#### Estratto del documento:
• • • • • • •
L’Est, un tempo comunista, come storia insegna, si sta progressivamente spostando sulla rive droite, quella estrema, come già si era visto con il movimento Pegida, fondamentalmente antislamico.

Quell’Est annesso a calci nella Grande Federazione, che sembrava rimpiangesse i tempi della STASI, ha snobbato pesantemente i socialisti dell’SPD e tutto il loro ciarpame melting polt, scegliendo l’AFD, non a malincuore, senza tapparsi il naso e malgrado i dissapori interni della compagine oltranzista, tra i duri e i morbidi.
Il terremoto è in atto e le scosse proseguiranno ininterrotte fino alla prossima legislatura e non saranno di assestamento.

La Merkel fallirà ancora, questo è pacifico, perché non ha nessuna intenzione di capitolare sull’identitarismo nazionale, in quanto non vuole ri-consegnare la Germania ai suoi legittimi possessori, i tedeschi, ceduta  alle cieche forze del mondialismo.
Non le si può dare torto.
Dobbiamo prendere atto che le teste quadre non possono diventare tonde e il guinzaglio che le stringe il collo ha forti braccia che la strattonano.
La sua ricetta è il peggio che si possa mettere in campo per garantire la futura autodistruzione economica tedesca e lo spaccamento della divisa monetaria in euro 1 e 2.

Di contro, dopo gli inaspettati risultati elettorali germanici, l’Italia pddiota delle prossime elezioni 2018 teme  l’avanzata di un nuovo Fuhrer dai Land di Cacania (R.Musil), sapendo di non avere una coalizione maggioritaria e nemmeno un partito di maggioranza.
Schiava dei Signori della Truffa europoide spera nelle dimissioni di Draghi prima dello scadere naturale del suo mandato che dovrà ratificare previa letterina a Matteo Renzi – che sarà scelto da Mattarella per formare un governo di transizione dopo il prossimo fallimento elettorale – nella quale esplicherà tutta la retorica da banchiere che lo contraddistinse all’epoca del GOLPE contro Berlusconi, per favorire l’insediamento alla Presidenza del Consiglio dello psicopompo Monti.

Draghi si dovrà dimettere perché il duo Merkel-Macron richiederà un rientro immediato delle situazioni debitorie dei PIIGS che continuano a soffrire della doppia crisi 2008-2011, non prima che i Mercati (leggi Soros&Co) abbiano iniziato il malefico attacco ai debiti pubblici periferici a suon di innalzamento dello spread, e che il Quantitive Easing venga stoppato, per garantire un subitaneo rialzo dei tassi e un rafforzamento dell’Euro a favore, come sempre, dell’economie centrali.
• • • • • • •
#### Dati raccolti:
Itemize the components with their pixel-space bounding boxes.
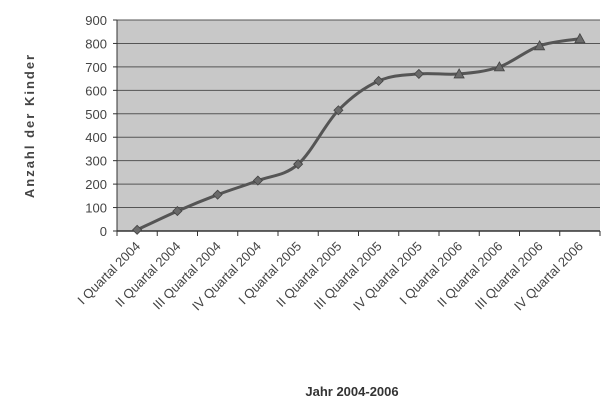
• • • • • • •
#### Consegne dell'esercizio:
A: Elenca tutti i partiti e i movimenti politici nominati nell'estratto sulle elezioni tedesche.
B: Porta avanti l'estratto sulle elezioni tedesche con un nuovo paragrafo che segua l'ultima frase.

#### Risposte dell'esercizio:
A: L'estratto nomina il movimento Pegida, l'SPD e l'AFD.

B:
La Merkel chiederà la testa del Sud Europa – con la solita “delicata attenzione” alla Grecia, il suo masso al collo – e spingerà per un ulteriore affossamento del nostro Made in Italy, opponendosi alla riduzione dei flussi migratori sulle nostre coste, accampando le solite scuse cristianpolcor. 

La risposta a questo trastullarsi con “Le vite degli altri”(per citare un gran film tedesco), è che AFD ha messo più di un piede nel Reichstag, democraticamente e di certo non lo si può cacciare  o spacciare per partito autoritario, antidemocratico, urlando da radio Berlino: “Lui è tornato” (Timur Vermes docet)
L’ Alternativa  per la Germania è riuscita ad attirare anche e non solo voti di delusi, incazzati, riportando alle urne una buona percentuale di astensionisti. (77% i votanti)
A parte il solito starnazzare di populismo e l’attacco del circo mediatico che vorrà ridurre l’elettorato di estrema destra alla solita accozzaglia di ignoranti, beceri, antimodernisti, filonazisti – diventati tali per mancanza di strade asfaltate (così cercano di spiegarsi la debacle i DEMenti) – ci sarà la seria possibilità di una saldatura con il Front National della Le Pen.

Da noi, solo LegaNord e qualche partitino sarebbero i candidati giusti per una coalizione europea antieuropeista (attendendo la scissione del M5S), sempre che riescano nel compito, quasi impossibile, di attrarre pezzi di quella maggioranza silenziosa che presta il fianco all’indifferenza elettorale in mancanza di leader a cui dare la propria fiducia o per atavico individualismo piccolo borghese provinciale.
Ma i dubbi che l’impresa possa riuscire, permangono, visti i colpi sotto la cintura portati dalle élites finanziarie e dal Vaticano che altro non rappresenta se non la sua banca offshore.(vedi caso IOR- Milone)

Come mai  6 milioni di tedeschi non hanno esitato a schierarsi con l’estrema destra?

Non certo per motivi ideologici.
Il nazismo non c’entra nulla, né tantomeno il populismo: termine ormai abusato per gettare fango su ogni movimento che aspira a un ritorno di un vero potere nelle mani di quei popoli – e sono ormai l’intera umanità sepolta dal 10% di chi possiede oltre la metà delle ricchezze del pianeta – schiacciati da forme sempre più estese e odiose di controllo capillare della libertà di espressione, obbligati a socializzare le perdite del capitalismo iperfinanziario di rapina, ammansiti da quelle sinistre conniventi con i plutocrati che una volta si dicevano difenditrici del proletariato e che ora si stracciano le vesti se la plebaglia vota le estreme destre.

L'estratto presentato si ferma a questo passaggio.